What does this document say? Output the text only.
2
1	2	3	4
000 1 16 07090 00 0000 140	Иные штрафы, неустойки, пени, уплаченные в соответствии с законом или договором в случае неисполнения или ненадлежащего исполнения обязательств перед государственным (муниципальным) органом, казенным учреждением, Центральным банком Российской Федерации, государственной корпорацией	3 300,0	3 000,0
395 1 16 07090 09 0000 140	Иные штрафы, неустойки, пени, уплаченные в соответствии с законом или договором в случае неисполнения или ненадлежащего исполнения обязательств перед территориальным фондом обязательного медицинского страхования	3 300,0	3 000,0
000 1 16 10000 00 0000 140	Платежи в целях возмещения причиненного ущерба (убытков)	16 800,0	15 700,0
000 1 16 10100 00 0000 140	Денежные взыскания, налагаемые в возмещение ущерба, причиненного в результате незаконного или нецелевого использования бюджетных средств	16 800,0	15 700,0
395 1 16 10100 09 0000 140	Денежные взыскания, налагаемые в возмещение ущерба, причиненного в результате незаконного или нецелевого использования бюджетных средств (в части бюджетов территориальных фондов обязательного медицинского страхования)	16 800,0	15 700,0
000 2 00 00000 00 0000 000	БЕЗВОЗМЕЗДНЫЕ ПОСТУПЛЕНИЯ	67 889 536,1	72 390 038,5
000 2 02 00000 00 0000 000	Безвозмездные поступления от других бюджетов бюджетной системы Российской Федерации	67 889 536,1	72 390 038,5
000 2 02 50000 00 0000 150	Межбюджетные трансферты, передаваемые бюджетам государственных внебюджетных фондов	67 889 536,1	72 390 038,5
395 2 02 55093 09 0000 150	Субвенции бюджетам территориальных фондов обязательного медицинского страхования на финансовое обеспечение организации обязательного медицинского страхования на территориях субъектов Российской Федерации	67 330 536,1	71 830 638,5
========================================
**WORK INSTRUCTIONS**
In the entries above, identify every line with the word "ущерба". Copy those lines.

**THE RESULT**
000 1 16 10000 00 0000 140	Платежи в целях возмещения причиненного ущерба (убытков)	16 800,0	15 700,0
000 1 16 10100 00 0000 140	Денежные взыскания, налагаемые в возмещение ущерба, причиненного в результате незаконного или нецелевого использования бюджетных средств	16 800,0	15 700,0
395 1 16 10100 09 0000 140	Денежные взыскания, налагаемые в возмещение ущерба, причиненного в результате незаконного или нецелевого использования бюджетных средств (в части бюджетов территориальных фондов обязательного медицинского страхования)	16 800,0	15 700,0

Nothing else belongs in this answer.